Transcribe each record exactly. Include every one.

= = = = = = =

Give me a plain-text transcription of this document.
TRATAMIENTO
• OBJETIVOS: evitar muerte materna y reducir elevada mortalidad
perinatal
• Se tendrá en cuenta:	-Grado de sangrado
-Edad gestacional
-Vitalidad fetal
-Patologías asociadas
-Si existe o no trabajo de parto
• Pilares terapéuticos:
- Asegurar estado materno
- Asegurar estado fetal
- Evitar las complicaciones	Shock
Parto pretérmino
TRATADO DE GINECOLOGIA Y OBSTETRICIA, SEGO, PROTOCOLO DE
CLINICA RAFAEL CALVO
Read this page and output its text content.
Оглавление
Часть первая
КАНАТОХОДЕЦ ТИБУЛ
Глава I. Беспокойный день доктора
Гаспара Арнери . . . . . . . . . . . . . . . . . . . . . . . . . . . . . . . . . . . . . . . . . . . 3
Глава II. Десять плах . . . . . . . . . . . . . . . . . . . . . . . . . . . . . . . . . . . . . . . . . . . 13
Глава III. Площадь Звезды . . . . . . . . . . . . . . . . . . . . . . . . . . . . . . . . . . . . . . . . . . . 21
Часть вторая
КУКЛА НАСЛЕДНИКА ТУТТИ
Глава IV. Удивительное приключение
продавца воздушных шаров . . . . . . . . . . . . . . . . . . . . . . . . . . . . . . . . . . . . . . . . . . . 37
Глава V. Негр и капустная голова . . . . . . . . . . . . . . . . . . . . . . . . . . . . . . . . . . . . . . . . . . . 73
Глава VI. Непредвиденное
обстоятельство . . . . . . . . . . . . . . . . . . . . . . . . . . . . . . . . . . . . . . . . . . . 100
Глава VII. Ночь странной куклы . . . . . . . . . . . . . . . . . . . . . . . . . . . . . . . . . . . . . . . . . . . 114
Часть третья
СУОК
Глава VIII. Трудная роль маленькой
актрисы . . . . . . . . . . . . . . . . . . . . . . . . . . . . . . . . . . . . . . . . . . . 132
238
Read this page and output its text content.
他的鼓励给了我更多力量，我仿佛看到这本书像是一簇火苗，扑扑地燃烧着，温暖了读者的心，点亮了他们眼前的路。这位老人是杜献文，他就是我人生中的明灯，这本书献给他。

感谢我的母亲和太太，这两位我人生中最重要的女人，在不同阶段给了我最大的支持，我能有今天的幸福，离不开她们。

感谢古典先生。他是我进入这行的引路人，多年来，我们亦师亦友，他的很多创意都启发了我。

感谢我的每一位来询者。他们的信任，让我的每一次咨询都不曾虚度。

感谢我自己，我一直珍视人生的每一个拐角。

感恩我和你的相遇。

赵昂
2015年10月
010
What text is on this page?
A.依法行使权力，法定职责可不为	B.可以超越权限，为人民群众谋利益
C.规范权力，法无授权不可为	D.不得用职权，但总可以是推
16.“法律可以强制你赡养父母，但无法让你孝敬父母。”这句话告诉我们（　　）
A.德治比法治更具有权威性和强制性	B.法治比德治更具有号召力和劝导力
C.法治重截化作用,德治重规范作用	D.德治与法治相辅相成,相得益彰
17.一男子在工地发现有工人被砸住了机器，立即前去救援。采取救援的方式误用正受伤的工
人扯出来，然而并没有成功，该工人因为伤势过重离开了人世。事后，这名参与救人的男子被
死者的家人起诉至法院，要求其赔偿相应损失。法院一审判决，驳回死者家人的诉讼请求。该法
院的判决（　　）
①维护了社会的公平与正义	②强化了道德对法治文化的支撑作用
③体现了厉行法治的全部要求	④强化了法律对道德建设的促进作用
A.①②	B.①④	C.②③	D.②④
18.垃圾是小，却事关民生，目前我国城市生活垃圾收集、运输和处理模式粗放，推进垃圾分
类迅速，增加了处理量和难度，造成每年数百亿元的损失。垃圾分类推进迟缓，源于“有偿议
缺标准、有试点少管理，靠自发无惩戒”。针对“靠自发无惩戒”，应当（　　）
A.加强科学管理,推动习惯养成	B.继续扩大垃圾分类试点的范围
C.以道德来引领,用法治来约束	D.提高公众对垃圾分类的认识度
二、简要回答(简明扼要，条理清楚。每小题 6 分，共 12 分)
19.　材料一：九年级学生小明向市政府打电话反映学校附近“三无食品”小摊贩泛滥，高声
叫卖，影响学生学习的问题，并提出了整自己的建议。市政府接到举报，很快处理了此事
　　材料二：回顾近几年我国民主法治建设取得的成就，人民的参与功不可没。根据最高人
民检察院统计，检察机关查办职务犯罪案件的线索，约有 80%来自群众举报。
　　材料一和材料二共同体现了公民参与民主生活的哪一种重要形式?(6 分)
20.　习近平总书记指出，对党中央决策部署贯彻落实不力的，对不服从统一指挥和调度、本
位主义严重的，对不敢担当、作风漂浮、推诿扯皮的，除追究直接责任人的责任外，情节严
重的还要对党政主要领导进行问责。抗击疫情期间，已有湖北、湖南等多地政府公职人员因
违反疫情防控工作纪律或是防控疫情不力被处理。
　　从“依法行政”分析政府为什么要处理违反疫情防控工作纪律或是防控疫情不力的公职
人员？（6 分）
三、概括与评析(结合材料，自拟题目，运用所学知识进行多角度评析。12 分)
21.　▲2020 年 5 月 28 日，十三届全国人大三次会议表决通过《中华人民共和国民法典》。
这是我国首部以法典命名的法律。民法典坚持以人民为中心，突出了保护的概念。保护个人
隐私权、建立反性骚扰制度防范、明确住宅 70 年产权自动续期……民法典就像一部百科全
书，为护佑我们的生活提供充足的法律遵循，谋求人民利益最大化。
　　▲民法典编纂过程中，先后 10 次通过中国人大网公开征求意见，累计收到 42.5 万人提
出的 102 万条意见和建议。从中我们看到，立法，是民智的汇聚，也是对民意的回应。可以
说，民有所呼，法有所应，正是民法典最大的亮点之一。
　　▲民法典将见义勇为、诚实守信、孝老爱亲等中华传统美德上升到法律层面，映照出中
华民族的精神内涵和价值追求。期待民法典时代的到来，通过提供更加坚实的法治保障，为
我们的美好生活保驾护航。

= = = = = = =

◆ EXERCISE RESULT ◆
Give me a plain-text transcription of this document.
TRATAMIENTO
• OBJETIVOS: evitar muerte materna y reducir elevada mortalidad
perinatal
• Se tendrá en cuenta:	-Grado de sangrado
-Edad gestacional
-Vitalidad fetal
-Patologías asociadas
-Si existe o no trabajo de parto
• Pilares terapéuticos:
- Asegurar estado materno
- Asegurar estado fetal
- Evitar las complicaciones	Shock
Parto pretérmino
TRATADO DE GINECOLOGIA Y OBSTETRICIA, SEGO, PROTOCOLO DE
CLINICA RAFAEL CALVO
Read this page and output its text content.
Оглавление
Часть первая
КАНАТОХОДЕЦ ТИБУЛ
Глава I. Беспокойный день доктора
Гаспара Арнери . . . . . . . . . . . . . . . . . . . . . . . . . . . . . . . . . . . . . . . . . . . 3
Глава II. Десять плах . . . . . . . . . . . . . . . . . . . . . . . . . . . . . . . . . . . . . . . . . . . 13
Глава III. Площадь Звезды . . . . . . . . . . . . . . . . . . . . . . . . . . . . . . . . . . . . . . . . . . . 21
Часть вторая
КУКЛА НАСЛЕДНИКА ТУТТИ
Глава IV. Удивительное приключение
продавца воздушных шаров . . . . . . . . . . . . . . . . . . . . . . . . . . . . . . . . . . . . . . . . . . . 37
Глава V. Негр и капустная голова . . . . . . . . . . . . . . . . . . . . . . . . . . . . . . . . . . . . . . . . . . . 73
Глава VI. Непредвиденное
обстоятельство . . . . . . . . . . . . . . . . . . . . . . . . . . . . . . . . . . . . . . . . . . . 100
Глава VII. Ночь странной куклы . . . . . . . . . . . . . . . . . . . . . . . . . . . . . . . . . . . . . . . . . . . 114
Часть третья
СУОК
Глава VIII. Трудная роль маленькой
актрисы . . . . . . . . . . . . . . . . . . . . . . . . . . . . . . . . . . . . . . . . . . . 132
238
Read this page and output its text content.
他的鼓励给了我更多力量，我仿佛看到这本书像是一簇火苗，扑扑地燃烧着，温暖了读者的心，点亮了他们眼前的路。这位老人是杜献文，他就是我人生中的明灯，这本书献给他。

感谢我的母亲和太太，这两位我人生中最重要的女人，在不同阶段给了我最大的支持，我能有今天的幸福，离不开她们。

感谢古典先生。他是我进入这行的引路人，多年来，我们亦师亦友，他的很多创意都启发了我。

感谢我的每一位来询者。他们的信任，让我的每一次咨询都不曾虚度。

感谢我自己，我一直珍视人生的每一个拐角。

感恩我和你的相遇。

赵昂
2015年10月
010
What text is on this page?
A.依法行使权力，法定职责可不为	B.可以超越权限，为人民群众谋利益
C.规范权力，法无授权不可为	D.不得用职权，但总可以是推
16.“法律可以强制你赡养父母，但无法让你孝敬父母。”这句话告诉我们（　　）
A.德治比法治更具有权威性和强制性	B.法治比德治更具有号召力和劝导力
C.法治重截化作用,德治重规范作用	D.德治与法治相辅相成,相得益彰
17.一男子在工地发现有工人被砸住了机器，立即前去救援。采取救援的方式误用正受伤的工
人扯出来，然而并没有成功，该工人因为伤势过重离开了人世。事后，这名参与救人的男子被
死者的家人起诉至法院，要求其赔偿相应损失。法院一审判决，驳回死者家人的诉讼请求。该法
院的判决（　　）
①维护了社会的公平与正义	②强化了道德对法治文化的支撑作用
③体现了厉行法治的全部要求	④强化了法律对道德建设的促进作用
A.①②	B.①④	C.②③	D.②④
18.垃圾是小，却事关民生，目前我国城市生活垃圾收集、运输和处理模式粗放，推进垃圾分
类迅速，增加了处理量和难度，造成每年数百亿元的损失。垃圾分类推进迟缓，源于“有偿议
缺标准、有试点少管理，靠自发无惩戒”。针对“靠自发无惩戒”，应当（　　）
A.加强科学管理,推动习惯养成	B.继续扩大垃圾分类试点的范围
C.以道德来引领,用法治来约束	D.提高公众对垃圾分类的认识度
二、简要回答(简明扼要，条理清楚。每小题 6 分，共 12 分)
19.　材料一：九年级学生小明向市政府打电话反映学校附近“三无食品”小摊贩泛滥，高声
叫卖，影响学生学习的问题，并提出了整自己的建议。市政府接到举报，很快处理了此事
　　材料二：回顾近几年我国民主法治建设取得的成就，人民的参与功不可没。根据最高人
民检察院统计，检察机关查办职务犯罪案件的线索，约有 80%来自群众举报。
　　材料一和材料二共同体现了公民参与民主生活的哪一种重要形式?(6 分)
20.　习近平总书记指出，对党中央决策部署贯彻落实不力的，对不服从统一指挥和调度、本
位主义严重的，对不敢担当、作风漂浮、推诿扯皮的，除追究直接责任人的责任外，情节严
重的还要对党政主要领导进行问责。抗击疫情期间，已有湖北、湖南等多地政府公职人员因
违反疫情防控工作纪律或是防控疫情不力被处理。
　　从“依法行政”分析政府为什么要处理违反疫情防控工作纪律或是防控疫情不力的公职
人员？（6 分）
三、概括与评析(结合材料，自拟题目，运用所学知识进行多角度评析。12 分)
21.　▲2020 年 5 月 28 日，十三届全国人大三次会议表决通过《中华人民共和国民法典》。
这是我国首部以法典命名的法律。民法典坚持以人民为中心，突出了保护的概念。保护个人
隐私权、建立反性骚扰制度防范、明确住宅 70 年产权自动续期……民法典就像一部百科全
书，为护佑我们的生活提供充足的法律遵循，谋求人民利益最大化。
　　▲民法典编纂过程中，先后 10 次通过中国人大网公开征求意见，累计收到 42.5 万人提
出的 102 万条意见和建议。从中我们看到，立法，是民智的汇聚，也是对民意的回应。可以
说，民有所呼，法有所应，正是民法典最大的亮点之一。
　　▲民法典将见义勇为、诚实守信、孝老爱亲等中华传统美德上升到法律层面，映照出中
华民族的精神内涵和价值追求。期待民法典时代的到来，通过提供更加坚实的法治保障，为
我们的美好生活保驾护航。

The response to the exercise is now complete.